SUPPLIED RECORDS:
########################################
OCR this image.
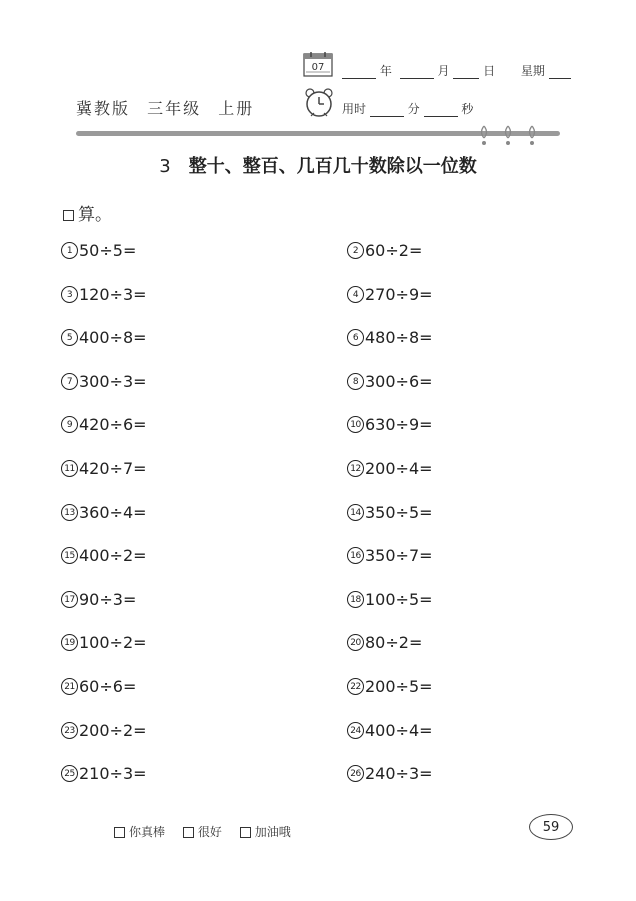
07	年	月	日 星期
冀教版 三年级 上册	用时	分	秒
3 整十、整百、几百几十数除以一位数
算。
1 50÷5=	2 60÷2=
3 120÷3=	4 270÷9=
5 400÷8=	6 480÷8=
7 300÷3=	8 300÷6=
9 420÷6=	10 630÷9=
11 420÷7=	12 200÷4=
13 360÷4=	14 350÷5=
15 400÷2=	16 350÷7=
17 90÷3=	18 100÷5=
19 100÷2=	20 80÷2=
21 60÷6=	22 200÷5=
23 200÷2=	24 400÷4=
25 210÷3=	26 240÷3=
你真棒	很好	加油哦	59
########################################
WHAT YOU HAVE TO DO:
In your copy, leave out the pictures and reproduce the material above exactly.

TASK RESPONSE:
OCR this image.
07	年	月	日 星期
冀教版 三年级 上册	用时	分	秒
3 整十、整百、几百几十数除以一位数
算。
1 50÷5=	2 60÷2=
3 120÷3=	4 270÷9=
5 400÷8=	6 480÷8=
7 300÷3=	8 300÷6=
9 420÷6=	10 630÷9=
11 420÷7=	12 200÷4=
13 360÷4=	14 350÷5=
15 400÷2=	16 350÷7=
17 90÷3=	18 100÷5=
19 100÷2=	20 80÷2=
21 60÷6=	22 200÷5=
23 200÷2=	24 400÷4=
25 210÷3=	26 240÷3=
你真棒	很好	加油哦	59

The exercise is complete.